**** WORKING DATA

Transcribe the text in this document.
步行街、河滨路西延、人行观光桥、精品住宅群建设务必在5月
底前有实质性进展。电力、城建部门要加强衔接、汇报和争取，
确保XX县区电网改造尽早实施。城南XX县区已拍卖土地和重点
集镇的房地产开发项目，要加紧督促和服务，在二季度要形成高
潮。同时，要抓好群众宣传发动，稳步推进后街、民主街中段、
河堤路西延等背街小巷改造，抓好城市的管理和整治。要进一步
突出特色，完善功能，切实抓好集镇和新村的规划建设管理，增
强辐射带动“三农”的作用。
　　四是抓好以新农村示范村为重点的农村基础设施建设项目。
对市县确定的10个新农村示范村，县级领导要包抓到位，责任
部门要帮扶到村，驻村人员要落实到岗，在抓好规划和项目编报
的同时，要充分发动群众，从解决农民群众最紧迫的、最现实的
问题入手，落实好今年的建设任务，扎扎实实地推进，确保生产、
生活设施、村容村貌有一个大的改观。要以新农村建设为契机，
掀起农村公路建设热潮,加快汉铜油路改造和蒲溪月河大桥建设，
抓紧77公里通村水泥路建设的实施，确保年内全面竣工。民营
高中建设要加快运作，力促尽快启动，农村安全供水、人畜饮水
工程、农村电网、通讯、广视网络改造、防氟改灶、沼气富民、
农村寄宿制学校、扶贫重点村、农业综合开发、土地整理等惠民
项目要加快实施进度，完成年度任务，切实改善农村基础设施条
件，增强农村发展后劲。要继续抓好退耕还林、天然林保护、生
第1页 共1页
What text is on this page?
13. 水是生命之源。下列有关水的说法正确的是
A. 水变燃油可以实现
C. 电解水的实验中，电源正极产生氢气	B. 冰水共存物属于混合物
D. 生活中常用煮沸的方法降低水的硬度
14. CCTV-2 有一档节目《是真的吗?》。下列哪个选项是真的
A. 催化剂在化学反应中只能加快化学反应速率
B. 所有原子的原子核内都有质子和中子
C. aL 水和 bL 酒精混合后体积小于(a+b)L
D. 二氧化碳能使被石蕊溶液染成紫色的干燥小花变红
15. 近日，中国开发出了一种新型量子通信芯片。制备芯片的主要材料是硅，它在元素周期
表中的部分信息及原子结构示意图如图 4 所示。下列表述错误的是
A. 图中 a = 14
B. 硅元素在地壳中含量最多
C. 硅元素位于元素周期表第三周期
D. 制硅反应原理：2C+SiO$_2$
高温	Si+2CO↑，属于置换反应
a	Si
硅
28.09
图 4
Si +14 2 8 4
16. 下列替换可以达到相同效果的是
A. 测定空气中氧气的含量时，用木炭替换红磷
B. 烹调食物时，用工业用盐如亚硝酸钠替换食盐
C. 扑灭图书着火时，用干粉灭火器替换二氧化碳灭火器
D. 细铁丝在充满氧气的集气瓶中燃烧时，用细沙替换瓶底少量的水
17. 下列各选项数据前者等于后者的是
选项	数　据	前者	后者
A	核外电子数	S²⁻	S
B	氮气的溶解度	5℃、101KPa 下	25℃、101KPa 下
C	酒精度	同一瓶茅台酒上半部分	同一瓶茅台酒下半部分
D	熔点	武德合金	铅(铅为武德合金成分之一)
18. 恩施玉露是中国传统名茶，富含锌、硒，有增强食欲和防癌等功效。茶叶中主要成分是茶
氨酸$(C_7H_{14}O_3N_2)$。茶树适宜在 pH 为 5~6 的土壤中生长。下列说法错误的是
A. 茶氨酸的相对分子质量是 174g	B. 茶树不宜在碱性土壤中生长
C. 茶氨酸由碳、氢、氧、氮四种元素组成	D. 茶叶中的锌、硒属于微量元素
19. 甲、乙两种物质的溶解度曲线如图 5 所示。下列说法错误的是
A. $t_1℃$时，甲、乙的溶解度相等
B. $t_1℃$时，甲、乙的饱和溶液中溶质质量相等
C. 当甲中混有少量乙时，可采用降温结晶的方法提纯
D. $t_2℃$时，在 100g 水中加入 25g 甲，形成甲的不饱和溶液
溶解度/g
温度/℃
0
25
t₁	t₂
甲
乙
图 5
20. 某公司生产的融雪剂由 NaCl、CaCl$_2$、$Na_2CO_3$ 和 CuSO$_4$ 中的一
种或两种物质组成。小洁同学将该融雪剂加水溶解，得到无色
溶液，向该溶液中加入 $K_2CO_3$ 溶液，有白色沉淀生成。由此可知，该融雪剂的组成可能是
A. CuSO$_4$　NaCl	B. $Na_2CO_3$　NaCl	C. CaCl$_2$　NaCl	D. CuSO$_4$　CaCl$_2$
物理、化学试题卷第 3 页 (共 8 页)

********

■ **WHAT IS BEING ASKED**
Reproduce each entry word for word.

■ **EXERCISE SOLUTION**
Transcribe the text in this document.
步行街、河滨路西延、人行观光桥、精品住宅群建设务必在5月
底前有实质性进展。电力、城建部门要加强衔接、汇报和争取，
确保XX县区电网改造尽早实施。城南XX县区已拍卖土地和重点
集镇的房地产开发项目，要加紧督促和服务，在二季度要形成高
潮。同时，要抓好群众宣传发动，稳步推进后街、民主街中段、
河堤路西延等背街小巷改造，抓好城市的管理和整治。要进一步
突出特色，完善功能，切实抓好集镇和新村的规划建设管理，增
强辐射带动“三农”的作用。
　　四是抓好以新农村示范村为重点的农村基础设施建设项目。
对市县确定的10个新农村示范村，县级领导要包抓到位，责任
部门要帮扶到村，驻村人员要落实到岗，在抓好规划和项目编报
的同时，要充分发动群众，从解决农民群众最紧迫的、最现实的
问题入手，落实好今年的建设任务，扎扎实实地推进，确保生产、
生活设施、村容村貌有一个大的改观。要以新农村建设为契机，
掀起农村公路建设热潮,加快汉铜油路改造和蒲溪月河大桥建设，
抓紧77公里通村水泥路建设的实施，确保年内全面竣工。民营
高中建设要加快运作，力促尽快启动，农村安全供水、人畜饮水
工程、农村电网、通讯、广视网络改造、防氟改灶、沼气富民、
农村寄宿制学校、扶贫重点村、农业综合开发、土地整理等惠民
项目要加快实施进度，完成年度任务，切实改善农村基础设施条
件，增强农村发展后劲。要继续抓好退耕还林、天然林保护、生
第1页 共1页
What text is on this page?
13. 水是生命之源。下列有关水的说法正确的是
A. 水变燃油可以实现
C. 电解水的实验中，电源正极产生氢气	B. 冰水共存物属于混合物
D. 生活中常用煮沸的方法降低水的硬度
14. CCTV-2 有一档节目《是真的吗?》。下列哪个选项是真的
A. 催化剂在化学反应中只能加快化学反应速率
B. 所有原子的原子核内都有质子和中子
C. aL 水和 bL 酒精混合后体积小于(a+b)L
D. 二氧化碳能使被石蕊溶液染成紫色的干燥小花变红
15. 近日，中国开发出了一种新型量子通信芯片。制备芯片的主要材料是硅，它在元素周期
表中的部分信息及原子结构示意图如图 4 所示。下列表述错误的是
A. 图中 a = 14
B. 硅元素在地壳中含量最多
C. 硅元素位于元素周期表第三周期
D. 制硅反应原理：2C+SiO$_2$
高温	Si+2CO↑，属于置换反应
a	Si
硅
28.09
图 4
Si +14 2 8 4
16. 下列替换可以达到相同效果的是
A. 测定空气中氧气的含量时，用木炭替换红磷
B. 烹调食物时，用工业用盐如亚硝酸钠替换食盐
C. 扑灭图书着火时，用干粉灭火器替换二氧化碳灭火器
D. 细铁丝在充满氧气的集气瓶中燃烧时，用细沙替换瓶底少量的水
17. 下列各选项数据前者等于后者的是
选项	数　据	前者	后者
A	核外电子数	S²⁻	S
B	氮气的溶解度	5℃、101KPa 下	25℃、101KPa 下
C	酒精度	同一瓶茅台酒上半部分	同一瓶茅台酒下半部分
D	熔点	武德合金	铅(铅为武德合金成分之一)
18. 恩施玉露是中国传统名茶，富含锌、硒，有增强食欲和防癌等功效。茶叶中主要成分是茶
氨酸$(C_7H_{14}O_3N_2)$。茶树适宜在 pH 为 5~6 的土壤中生长。下列说法错误的是
A. 茶氨酸的相对分子质量是 174g	B. 茶树不宜在碱性土壤中生长
C. 茶氨酸由碳、氢、氧、氮四种元素组成	D. 茶叶中的锌、硒属于微量元素
19. 甲、乙两种物质的溶解度曲线如图 5 所示。下列说法错误的是
A. $t_1℃$时，甲、乙的溶解度相等
B. $t_1℃$时，甲、乙的饱和溶液中溶质质量相等
C. 当甲中混有少量乙时，可采用降温结晶的方法提纯
D. $t_2℃$时，在 100g 水中加入 25g 甲，形成甲的不饱和溶液
溶解度/g
温度/℃
0
25
t₁	t₂
甲
乙
图 5
20. 某公司生产的融雪剂由 NaCl、CaCl$_2$、$Na_2CO_3$ 和 CuSO$_4$ 中的一
种或两种物质组成。小洁同学将该融雪剂加水溶解，得到无色
溶液，向该溶液中加入 $K_2CO_3$ 溶液，有白色沉淀生成。由此可知，该融雪剂的组成可能是
A. CuSO$_4$　NaCl	B. $Na_2CO_3$　NaCl	C. CaCl$_2$　NaCl	D. CuSO$_4$　CaCl$_2$
物理、化学试题卷第 3 页 (共 8 页)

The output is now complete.